[Figure record listings]
┌──

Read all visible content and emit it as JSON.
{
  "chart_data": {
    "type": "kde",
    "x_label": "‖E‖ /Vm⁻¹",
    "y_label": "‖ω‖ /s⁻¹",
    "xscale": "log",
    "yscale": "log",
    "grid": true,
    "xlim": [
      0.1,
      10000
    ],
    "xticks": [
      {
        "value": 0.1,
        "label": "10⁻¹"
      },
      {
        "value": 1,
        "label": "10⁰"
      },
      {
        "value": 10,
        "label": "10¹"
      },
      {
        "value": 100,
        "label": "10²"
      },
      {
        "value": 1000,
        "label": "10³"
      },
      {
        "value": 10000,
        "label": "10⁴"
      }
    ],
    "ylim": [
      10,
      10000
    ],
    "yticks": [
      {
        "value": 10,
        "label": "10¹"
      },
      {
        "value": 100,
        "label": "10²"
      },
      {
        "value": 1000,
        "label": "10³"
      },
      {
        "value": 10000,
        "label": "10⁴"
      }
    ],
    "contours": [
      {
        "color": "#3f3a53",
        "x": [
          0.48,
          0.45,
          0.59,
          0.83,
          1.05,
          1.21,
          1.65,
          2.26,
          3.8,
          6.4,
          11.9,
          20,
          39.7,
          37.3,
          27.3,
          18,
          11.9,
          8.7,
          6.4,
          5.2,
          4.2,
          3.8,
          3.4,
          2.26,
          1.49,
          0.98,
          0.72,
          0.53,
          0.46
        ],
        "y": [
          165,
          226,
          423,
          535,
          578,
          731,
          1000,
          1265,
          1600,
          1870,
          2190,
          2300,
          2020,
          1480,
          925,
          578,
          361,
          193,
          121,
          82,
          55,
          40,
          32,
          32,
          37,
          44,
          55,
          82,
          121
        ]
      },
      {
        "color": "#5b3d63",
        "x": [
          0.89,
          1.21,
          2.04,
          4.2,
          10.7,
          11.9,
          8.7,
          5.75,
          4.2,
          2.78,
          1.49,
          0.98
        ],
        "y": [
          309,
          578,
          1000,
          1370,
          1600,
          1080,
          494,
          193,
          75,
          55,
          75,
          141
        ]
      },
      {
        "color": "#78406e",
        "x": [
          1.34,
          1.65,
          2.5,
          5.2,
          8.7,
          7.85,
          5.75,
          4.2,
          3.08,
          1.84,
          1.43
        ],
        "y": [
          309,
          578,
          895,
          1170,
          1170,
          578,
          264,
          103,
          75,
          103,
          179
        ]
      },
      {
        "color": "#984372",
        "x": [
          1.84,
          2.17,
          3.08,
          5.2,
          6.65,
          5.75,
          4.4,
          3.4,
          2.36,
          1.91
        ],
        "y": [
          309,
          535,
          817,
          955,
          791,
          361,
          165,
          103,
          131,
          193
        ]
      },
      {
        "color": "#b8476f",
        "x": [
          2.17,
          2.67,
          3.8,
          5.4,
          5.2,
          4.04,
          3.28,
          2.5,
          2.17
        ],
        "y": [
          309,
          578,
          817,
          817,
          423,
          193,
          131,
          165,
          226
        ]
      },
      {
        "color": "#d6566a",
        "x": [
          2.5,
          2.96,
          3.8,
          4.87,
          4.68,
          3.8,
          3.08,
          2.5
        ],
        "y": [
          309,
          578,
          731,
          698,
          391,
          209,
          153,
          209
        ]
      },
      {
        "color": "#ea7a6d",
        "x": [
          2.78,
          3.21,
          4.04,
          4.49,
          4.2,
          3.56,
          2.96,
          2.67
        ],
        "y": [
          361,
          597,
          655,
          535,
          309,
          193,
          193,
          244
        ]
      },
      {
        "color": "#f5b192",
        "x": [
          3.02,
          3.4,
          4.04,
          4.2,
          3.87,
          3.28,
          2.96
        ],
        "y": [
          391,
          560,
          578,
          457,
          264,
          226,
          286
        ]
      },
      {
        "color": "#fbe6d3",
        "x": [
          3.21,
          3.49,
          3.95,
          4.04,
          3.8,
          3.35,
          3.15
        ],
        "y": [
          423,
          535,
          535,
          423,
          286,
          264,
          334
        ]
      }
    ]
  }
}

└──

EXERCISE AIM
Find every line above that contains the word "color", and return each one.

SOLUTION TO THIS PROBLEM
        "color": "#3f3a53",
        "color": "#5b3d63",
        "color": "#78406e",
        "color": "#984372",
        "color": "#b8476f",
        "color": "#d6566a",
        "color": "#ea7a6d",
        "color": "#f5b192",
        "color": "#fbe6d3",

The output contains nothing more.